(Extracted records)
________

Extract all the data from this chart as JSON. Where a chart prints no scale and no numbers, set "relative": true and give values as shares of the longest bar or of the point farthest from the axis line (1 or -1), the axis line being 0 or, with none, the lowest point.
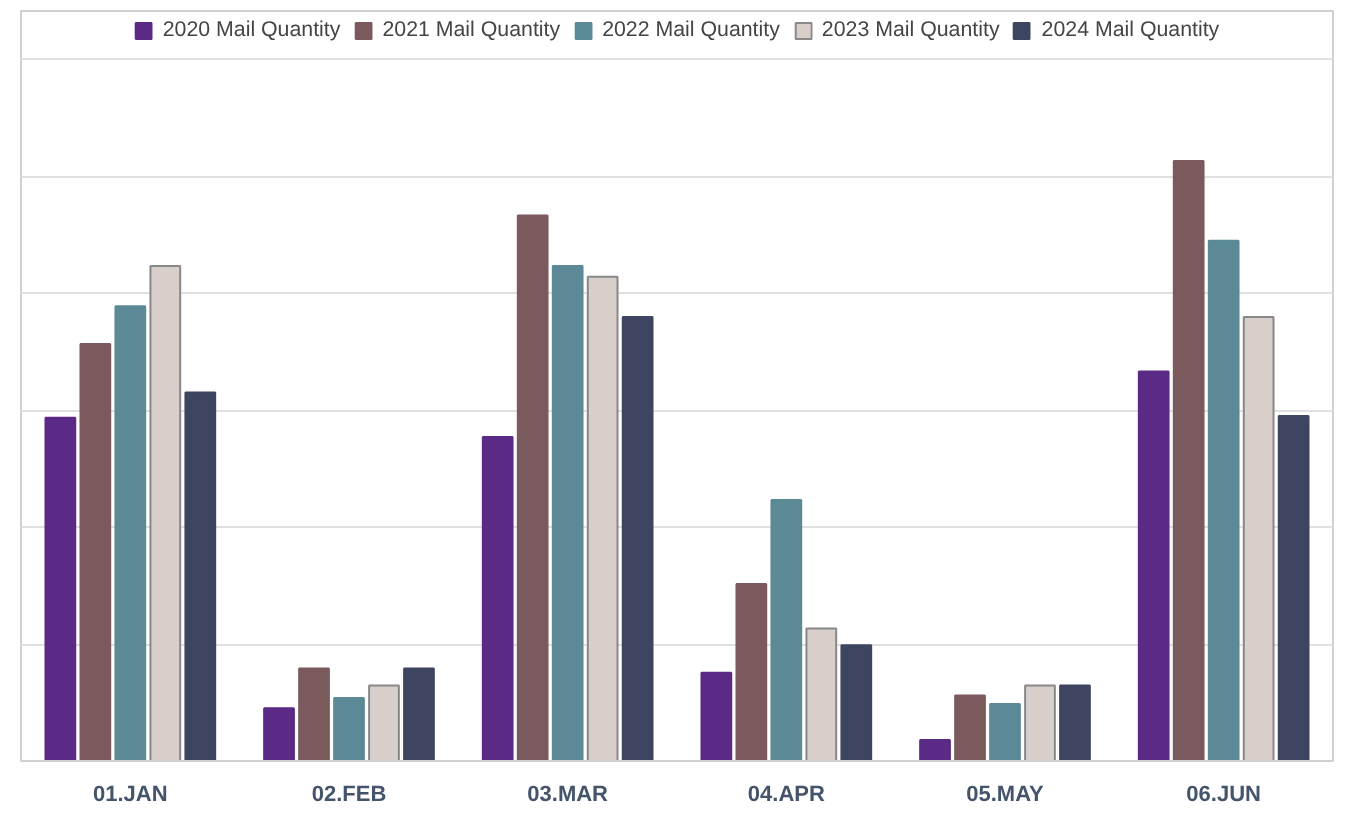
{
  "chart_data": {
    "type": "bar",
    "relative": true,
    "grid": "y",
    "legend": "top",
    "categories": [
      "01.JAN",
      "02.FEB",
      "03.MAR",
      "04.APR",
      "05.MAY",
      "06.JUN"
    ],
    "series": [
      {
        "name": "2020 Mail Quantity",
        "color": "#5b2a86",
        "values": [
          0.572,
          0.088,
          0.54,
          0.147,
          0.035,
          0.649
        ]
      },
      {
        "name": "2021 Mail Quantity",
        "color": "#7b5a5e",
        "values": [
          0.695,
          0.154,
          0.909,
          0.295,
          0.109,
          1.0
        ]
      },
      {
        "name": "2022 Mail Quantity",
        "color": "#5b8a96",
        "values": [
          0.758,
          0.105,
          0.825,
          0.435,
          0.095,
          0.867
        ]
      },
      {
        "name": "2023 Mail Quantity",
        "color": "#d8cfcb",
        "values": [
          0.825,
          0.126,
          0.807,
          0.221,
          0.126,
          0.74
        ]
      },
      {
        "name": "2024 Mail Quantity",
        "color": "#3d4560",
        "values": [
          0.614,
          0.154,
          0.74,
          0.193,
          0.126,
          0.575
        ]
      }
    ]
  }
}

________

Give all the entries again exactly, dropping each picture.

THE RESULT
Extract all the data from this chart as JSON. Where a chart prints no scale and no numbers, set "relative": true and give values as shares of the longest bar or of the point farthest from the axis line (1 or -1), the axis line being 0 or, with none, the lowest point.
{
  "chart_data": {
    "type": "bar",
    "relative": true,
    "grid": "y",
    "legend": "top",
    "categories": [
      "01.JAN",
      "02.FEB",
      "03.MAR",
      "04.APR",
      "05.MAY",
      "06.JUN"
    ],
    "series": [
      {
        "name": "2020 Mail Quantity",
        "color": "#5b2a86",
        "values": [
          0.572,
          0.088,
          0.54,
          0.147,
          0.035,
          0.649
        ]
      },
      {
        "name": "2021 Mail Quantity",
        "color": "#7b5a5e",
        "values": [
          0.695,
          0.154,
          0.909,
          0.295,
          0.109,
          1.0
        ]
      },
      {
        "name": "2022 Mail Quantity",
        "color": "#5b8a96",
        "values": [
          0.758,
          0.105,
          0.825,
          0.435,
          0.095,
          0.867
        ]
      },
      {
        "name": "2023 Mail Quantity",
        "color": "#d8cfcb",
        "values": [
          0.825,
          0.126,
          0.807,
          0.221,
          0.126,
          0.74
        ]
      },
      {
        "name": "2024 Mail Quantity",
        "color": "#3d4560",
        "values": [
          0.614,
          0.154,
          0.74,
          0.193,
          0.126,
          0.575
        ]
      }
    ]
  }
}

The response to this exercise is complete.